* Start Supplied material *

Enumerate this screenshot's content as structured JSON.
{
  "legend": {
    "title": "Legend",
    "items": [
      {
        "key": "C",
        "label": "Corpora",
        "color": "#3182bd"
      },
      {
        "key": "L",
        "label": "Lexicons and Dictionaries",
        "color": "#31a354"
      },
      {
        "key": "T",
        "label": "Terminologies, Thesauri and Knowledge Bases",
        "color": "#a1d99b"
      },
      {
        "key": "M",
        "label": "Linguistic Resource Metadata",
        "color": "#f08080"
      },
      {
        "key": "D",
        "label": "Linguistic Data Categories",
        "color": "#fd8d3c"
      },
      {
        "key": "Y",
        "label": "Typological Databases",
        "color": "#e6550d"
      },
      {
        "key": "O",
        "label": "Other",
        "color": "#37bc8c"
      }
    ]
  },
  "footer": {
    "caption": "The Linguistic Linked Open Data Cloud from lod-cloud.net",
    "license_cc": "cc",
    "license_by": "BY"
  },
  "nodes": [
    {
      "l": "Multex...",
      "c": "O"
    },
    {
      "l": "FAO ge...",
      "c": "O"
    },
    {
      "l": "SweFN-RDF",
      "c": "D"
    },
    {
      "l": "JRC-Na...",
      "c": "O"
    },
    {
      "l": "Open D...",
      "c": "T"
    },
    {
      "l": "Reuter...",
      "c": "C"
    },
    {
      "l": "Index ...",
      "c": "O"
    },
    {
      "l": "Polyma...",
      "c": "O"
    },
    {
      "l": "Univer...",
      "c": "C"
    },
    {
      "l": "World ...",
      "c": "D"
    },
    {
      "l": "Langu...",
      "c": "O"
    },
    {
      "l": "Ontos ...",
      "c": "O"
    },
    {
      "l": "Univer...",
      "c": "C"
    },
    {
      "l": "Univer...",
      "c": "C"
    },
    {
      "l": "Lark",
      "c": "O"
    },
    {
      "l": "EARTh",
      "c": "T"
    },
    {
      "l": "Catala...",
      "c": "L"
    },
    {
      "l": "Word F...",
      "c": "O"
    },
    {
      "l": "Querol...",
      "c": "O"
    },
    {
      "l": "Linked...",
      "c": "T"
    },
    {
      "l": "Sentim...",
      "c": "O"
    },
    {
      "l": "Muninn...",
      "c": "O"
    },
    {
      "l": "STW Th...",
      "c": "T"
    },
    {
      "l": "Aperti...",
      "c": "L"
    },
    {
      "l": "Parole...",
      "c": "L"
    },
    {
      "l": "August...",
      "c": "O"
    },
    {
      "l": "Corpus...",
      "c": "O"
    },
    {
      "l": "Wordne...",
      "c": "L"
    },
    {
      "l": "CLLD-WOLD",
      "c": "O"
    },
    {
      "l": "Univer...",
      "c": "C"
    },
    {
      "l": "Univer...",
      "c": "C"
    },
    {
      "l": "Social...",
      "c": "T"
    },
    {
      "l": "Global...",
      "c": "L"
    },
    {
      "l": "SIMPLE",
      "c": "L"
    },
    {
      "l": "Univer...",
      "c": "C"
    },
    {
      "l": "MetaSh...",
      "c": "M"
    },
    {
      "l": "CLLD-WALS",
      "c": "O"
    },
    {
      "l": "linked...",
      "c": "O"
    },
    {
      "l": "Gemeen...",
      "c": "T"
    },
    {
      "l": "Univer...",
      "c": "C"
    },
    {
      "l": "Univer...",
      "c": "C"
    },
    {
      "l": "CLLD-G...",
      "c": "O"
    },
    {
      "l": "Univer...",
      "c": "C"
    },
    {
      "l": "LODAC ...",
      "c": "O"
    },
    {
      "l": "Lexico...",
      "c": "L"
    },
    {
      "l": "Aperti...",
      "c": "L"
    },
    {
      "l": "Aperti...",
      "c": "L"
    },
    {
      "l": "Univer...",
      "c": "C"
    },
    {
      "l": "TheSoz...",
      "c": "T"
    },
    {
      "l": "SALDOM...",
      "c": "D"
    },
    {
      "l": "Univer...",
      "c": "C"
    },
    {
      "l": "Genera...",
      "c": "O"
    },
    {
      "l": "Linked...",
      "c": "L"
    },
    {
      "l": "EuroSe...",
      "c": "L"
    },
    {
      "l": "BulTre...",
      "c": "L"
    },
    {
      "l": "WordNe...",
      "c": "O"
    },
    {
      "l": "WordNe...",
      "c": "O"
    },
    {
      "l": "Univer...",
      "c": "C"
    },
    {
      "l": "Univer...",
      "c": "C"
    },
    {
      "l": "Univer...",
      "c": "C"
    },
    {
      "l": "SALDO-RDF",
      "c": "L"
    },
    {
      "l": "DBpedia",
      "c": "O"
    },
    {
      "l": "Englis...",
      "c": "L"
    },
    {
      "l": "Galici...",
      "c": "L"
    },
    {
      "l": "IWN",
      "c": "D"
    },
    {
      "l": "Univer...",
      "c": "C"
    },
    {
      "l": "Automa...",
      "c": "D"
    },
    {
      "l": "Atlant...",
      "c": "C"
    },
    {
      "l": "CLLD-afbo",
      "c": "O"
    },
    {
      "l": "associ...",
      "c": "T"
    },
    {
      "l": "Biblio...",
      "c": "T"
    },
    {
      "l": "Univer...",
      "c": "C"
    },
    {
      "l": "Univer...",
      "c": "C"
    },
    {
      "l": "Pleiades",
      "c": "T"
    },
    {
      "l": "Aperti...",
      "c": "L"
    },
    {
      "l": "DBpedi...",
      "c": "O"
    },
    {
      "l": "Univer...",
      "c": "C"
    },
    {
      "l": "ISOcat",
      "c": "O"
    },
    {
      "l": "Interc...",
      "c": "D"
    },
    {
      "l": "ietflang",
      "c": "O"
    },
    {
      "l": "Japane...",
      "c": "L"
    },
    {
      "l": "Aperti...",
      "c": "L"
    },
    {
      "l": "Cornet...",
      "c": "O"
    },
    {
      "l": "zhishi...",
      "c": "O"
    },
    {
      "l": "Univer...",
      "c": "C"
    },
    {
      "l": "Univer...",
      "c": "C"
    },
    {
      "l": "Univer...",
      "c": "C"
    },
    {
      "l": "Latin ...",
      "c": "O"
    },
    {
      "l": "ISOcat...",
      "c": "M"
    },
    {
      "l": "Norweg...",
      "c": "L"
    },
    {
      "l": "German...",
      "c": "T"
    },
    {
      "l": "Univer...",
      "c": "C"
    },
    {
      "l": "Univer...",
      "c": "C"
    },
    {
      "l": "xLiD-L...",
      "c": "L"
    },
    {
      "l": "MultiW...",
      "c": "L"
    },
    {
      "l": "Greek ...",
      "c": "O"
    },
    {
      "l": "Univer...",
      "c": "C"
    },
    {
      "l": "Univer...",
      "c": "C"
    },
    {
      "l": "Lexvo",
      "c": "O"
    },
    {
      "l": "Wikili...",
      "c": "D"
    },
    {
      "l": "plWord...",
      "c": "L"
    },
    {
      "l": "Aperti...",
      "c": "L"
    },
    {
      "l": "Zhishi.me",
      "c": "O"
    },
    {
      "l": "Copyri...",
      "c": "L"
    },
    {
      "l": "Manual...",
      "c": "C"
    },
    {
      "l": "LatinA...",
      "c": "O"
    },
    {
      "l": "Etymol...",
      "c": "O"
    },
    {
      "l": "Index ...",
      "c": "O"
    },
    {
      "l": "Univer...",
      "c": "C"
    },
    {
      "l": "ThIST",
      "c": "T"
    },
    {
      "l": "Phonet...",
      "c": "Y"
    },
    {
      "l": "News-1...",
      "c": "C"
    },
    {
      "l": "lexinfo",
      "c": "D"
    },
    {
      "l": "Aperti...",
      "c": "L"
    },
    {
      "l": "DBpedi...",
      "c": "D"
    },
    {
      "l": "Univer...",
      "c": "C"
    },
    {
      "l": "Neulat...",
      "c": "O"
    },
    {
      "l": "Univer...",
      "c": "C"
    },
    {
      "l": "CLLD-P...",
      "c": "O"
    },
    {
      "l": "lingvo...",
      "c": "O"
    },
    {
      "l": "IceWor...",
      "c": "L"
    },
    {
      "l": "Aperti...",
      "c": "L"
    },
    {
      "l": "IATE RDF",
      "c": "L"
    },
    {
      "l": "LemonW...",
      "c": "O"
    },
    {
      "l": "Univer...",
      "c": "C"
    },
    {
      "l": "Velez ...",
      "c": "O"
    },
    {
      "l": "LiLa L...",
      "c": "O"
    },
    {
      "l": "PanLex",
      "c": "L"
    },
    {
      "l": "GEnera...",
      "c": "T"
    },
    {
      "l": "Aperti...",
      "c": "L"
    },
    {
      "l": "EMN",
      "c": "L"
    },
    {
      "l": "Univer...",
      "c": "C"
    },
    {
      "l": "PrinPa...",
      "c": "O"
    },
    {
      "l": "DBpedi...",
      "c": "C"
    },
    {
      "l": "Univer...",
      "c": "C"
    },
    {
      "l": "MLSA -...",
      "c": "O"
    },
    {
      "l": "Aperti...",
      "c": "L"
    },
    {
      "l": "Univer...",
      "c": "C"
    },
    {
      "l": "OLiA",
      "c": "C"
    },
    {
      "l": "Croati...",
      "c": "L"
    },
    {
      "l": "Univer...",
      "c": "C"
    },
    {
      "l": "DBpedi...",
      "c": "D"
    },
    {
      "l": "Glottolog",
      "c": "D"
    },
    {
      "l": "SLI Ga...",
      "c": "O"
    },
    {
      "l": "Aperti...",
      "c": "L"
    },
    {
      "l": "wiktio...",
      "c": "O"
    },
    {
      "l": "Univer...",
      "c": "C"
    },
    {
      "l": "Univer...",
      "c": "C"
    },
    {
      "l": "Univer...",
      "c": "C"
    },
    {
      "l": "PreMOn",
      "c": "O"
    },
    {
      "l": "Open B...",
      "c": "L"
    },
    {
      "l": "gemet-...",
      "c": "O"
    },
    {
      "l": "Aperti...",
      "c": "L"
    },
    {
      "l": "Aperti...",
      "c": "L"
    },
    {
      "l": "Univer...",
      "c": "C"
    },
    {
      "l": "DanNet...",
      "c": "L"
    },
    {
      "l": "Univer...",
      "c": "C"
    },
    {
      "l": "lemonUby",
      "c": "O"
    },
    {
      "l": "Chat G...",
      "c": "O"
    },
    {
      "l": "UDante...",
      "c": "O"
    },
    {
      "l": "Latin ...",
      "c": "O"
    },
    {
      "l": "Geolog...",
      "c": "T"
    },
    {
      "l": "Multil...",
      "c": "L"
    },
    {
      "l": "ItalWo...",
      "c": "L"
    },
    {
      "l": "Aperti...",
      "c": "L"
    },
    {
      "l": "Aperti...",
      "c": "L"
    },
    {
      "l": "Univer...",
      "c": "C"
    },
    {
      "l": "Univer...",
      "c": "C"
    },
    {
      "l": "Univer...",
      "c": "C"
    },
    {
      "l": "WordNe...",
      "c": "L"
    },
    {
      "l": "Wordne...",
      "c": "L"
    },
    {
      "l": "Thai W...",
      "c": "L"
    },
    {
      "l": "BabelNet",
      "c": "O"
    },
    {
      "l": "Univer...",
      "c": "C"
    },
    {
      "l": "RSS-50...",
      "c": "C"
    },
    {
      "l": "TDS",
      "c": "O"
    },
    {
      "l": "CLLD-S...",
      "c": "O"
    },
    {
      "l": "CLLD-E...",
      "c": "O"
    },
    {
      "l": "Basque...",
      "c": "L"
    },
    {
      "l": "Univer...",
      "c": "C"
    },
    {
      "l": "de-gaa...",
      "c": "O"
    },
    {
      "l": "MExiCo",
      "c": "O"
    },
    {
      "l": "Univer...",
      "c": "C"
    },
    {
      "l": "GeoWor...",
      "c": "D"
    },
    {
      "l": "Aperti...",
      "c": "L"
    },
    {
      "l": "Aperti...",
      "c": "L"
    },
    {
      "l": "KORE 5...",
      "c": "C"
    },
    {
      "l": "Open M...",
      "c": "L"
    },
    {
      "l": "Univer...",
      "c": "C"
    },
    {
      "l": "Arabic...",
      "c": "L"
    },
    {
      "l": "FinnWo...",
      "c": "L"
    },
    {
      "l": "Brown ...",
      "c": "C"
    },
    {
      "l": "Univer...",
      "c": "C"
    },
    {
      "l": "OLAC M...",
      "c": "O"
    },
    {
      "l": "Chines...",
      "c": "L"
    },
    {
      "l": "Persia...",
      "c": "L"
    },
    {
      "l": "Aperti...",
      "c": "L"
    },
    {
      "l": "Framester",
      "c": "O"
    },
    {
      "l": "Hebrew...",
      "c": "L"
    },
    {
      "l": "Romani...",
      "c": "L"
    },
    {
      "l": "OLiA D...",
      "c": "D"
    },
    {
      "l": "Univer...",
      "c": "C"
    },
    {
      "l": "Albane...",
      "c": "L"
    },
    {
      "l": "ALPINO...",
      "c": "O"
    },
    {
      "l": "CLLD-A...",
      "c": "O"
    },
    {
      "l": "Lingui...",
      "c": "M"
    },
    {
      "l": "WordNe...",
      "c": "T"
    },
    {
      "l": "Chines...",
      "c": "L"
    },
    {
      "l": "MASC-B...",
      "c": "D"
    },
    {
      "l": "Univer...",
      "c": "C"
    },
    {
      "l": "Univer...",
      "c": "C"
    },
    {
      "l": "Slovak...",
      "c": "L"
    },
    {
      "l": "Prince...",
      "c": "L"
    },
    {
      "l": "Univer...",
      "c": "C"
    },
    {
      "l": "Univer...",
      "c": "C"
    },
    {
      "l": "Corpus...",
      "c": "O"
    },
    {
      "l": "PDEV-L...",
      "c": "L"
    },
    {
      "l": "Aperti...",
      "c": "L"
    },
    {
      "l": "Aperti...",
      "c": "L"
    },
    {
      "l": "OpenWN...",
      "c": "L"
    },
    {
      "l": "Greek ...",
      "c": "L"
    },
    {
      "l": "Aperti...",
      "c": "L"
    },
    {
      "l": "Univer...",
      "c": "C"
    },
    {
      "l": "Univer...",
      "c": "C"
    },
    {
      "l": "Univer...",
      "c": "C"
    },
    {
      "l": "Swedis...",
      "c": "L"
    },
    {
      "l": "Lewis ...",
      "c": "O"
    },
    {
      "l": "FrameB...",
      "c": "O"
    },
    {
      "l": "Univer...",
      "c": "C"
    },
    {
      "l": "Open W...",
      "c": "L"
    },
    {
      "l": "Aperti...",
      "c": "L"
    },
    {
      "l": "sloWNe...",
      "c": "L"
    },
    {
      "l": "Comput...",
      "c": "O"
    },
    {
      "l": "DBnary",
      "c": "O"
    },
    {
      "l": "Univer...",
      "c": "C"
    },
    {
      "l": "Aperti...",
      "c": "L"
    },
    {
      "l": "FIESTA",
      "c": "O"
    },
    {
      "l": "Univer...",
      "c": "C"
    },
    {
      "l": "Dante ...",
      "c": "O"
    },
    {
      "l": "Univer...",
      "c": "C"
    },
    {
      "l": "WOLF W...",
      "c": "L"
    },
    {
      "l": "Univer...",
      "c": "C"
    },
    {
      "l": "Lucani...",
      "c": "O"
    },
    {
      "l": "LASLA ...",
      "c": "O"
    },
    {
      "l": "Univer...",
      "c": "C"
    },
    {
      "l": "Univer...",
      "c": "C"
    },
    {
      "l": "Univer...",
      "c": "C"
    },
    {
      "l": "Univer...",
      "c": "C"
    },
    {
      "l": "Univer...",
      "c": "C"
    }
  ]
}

* End Supplied material *

In the entries above, identify every line with the string "label".

Response to this exercise:
        "label": "Corpora",
        "label": "Lexicons and Dictionaries",
        "label": "Terminologies, Thesauri and Knowledge Bases",
        "label": "Linguistic Resource Metadata",
        "label": "Linguistic Data Categories",
        "label": "Typological Databases",
        "label": "Other",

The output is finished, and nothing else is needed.